── INFORMATION PROVIDED ──

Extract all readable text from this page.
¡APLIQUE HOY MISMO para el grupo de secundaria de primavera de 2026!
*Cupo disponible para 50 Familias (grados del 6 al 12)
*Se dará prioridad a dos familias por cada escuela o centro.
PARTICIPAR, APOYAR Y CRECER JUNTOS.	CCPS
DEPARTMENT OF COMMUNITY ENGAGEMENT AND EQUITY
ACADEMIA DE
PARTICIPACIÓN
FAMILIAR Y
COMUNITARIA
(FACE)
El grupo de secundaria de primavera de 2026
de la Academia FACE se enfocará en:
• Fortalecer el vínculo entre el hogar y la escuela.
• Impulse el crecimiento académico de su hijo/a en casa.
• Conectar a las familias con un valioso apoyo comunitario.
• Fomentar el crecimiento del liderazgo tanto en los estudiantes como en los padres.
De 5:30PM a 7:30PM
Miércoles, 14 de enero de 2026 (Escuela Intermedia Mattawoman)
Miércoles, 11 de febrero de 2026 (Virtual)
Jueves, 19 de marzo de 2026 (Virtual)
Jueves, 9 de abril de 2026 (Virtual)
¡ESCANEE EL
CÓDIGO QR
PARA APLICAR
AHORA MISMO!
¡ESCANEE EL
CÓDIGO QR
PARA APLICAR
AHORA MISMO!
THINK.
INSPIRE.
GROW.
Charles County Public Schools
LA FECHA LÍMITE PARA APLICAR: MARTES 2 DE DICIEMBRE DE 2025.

───

● SET EXERCISE: Word for word, write out the data.

● EXERCISE SOLUTION:
Extract all readable text from this page.
¡APLIQUE HOY MISMO para el grupo de secundaria de primavera de 2026!
*Cupo disponible para 50 Familias (grados del 6 al 12)
*Se dará prioridad a dos familias por cada escuela o centro.
PARTICIPAR, APOYAR Y CRECER JUNTOS.	CCPS
DEPARTMENT OF COMMUNITY ENGAGEMENT AND EQUITY
ACADEMIA DE
PARTICIPACIÓN
FAMILIAR Y
COMUNITARIA
(FACE)
El grupo de secundaria de primavera de 2026
de la Academia FACE se enfocará en:
• Fortalecer el vínculo entre el hogar y la escuela.
• Impulse el crecimiento académico de su hijo/a en casa.
• Conectar a las familias con un valioso apoyo comunitario.
• Fomentar el crecimiento del liderazgo tanto en los estudiantes como en los padres.
De 5:30PM a 7:30PM
Miércoles, 14 de enero de 2026 (Escuela Intermedia Mattawoman)
Miércoles, 11 de febrero de 2026 (Virtual)
Jueves, 19 de marzo de 2026 (Virtual)
Jueves, 9 de abril de 2026 (Virtual)
¡ESCANEE EL
CÓDIGO QR
PARA APLICAR
AHORA MISMO!
¡ESCANEE EL
CÓDIGO QR
PARA APLICAR
AHORA MISMO!
THINK.
INSPIRE.
GROW.
Charles County Public Schools
LA FECHA LÍMITE PARA APLICAR: MARTES 2 DE DICIEMBRE DE 2025.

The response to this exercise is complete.